## Task prompt
Copy the records below exactly as they appear.

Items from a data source
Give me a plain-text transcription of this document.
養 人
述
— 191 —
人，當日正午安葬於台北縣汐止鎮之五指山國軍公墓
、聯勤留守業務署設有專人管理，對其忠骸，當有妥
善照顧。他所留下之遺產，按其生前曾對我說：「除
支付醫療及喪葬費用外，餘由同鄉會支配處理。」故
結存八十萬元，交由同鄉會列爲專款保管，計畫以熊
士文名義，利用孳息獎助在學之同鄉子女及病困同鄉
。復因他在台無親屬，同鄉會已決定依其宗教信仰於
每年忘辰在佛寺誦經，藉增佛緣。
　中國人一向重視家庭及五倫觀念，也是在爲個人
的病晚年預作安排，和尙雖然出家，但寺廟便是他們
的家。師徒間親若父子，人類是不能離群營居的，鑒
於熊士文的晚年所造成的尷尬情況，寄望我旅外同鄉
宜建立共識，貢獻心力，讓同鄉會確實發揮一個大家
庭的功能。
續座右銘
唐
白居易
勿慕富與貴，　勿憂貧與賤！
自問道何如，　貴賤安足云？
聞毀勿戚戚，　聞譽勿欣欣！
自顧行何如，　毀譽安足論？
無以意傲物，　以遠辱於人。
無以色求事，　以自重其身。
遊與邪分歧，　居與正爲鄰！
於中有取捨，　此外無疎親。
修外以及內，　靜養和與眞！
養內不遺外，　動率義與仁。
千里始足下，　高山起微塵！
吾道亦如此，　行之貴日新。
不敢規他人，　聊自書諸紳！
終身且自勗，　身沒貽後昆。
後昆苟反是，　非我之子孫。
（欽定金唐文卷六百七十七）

## Result
Give me a plain-text transcription of this document.
養 人
述
— 191 —
人，當日正午安葬於台北縣汐止鎮之五指山國軍公墓
、聯勤留守業務署設有專人管理，對其忠骸，當有妥
善照顧。他所留下之遺產，按其生前曾對我說：「除
支付醫療及喪葬費用外，餘由同鄉會支配處理。」故
結存八十萬元，交由同鄉會列爲專款保管，計畫以熊
士文名義，利用孳息獎助在學之同鄉子女及病困同鄉
。復因他在台無親屬，同鄉會已決定依其宗教信仰於
每年忘辰在佛寺誦經，藉增佛緣。
　中國人一向重視家庭及五倫觀念，也是在爲個人
的病晚年預作安排，和尙雖然出家，但寺廟便是他們
的家。師徒間親若父子，人類是不能離群營居的，鑒
於熊士文的晚年所造成的尷尬情況，寄望我旅外同鄉
宜建立共識，貢獻心力，讓同鄉會確實發揮一個大家
庭的功能。
續座右銘
唐
白居易
勿慕富與貴，　勿憂貧與賤！
自問道何如，　貴賤安足云？
聞毀勿戚戚，　聞譽勿欣欣！
自顧行何如，　毀譽安足論？
無以意傲物，　以遠辱於人。
無以色求事，　以自重其身。
遊與邪分歧，　居與正爲鄰！
於中有取捨，　此外無疎親。
修外以及內，　靜養和與眞！
養內不遺外，　動率義與仁。
千里始足下，　高山起微塵！
吾道亦如此，　行之貴日新。
不敢規他人，　聊自書諸紳！
終身且自勗，　身沒貽後昆。
後昆苟反是，　非我之子孫。
（欽定金唐文卷六百七十七）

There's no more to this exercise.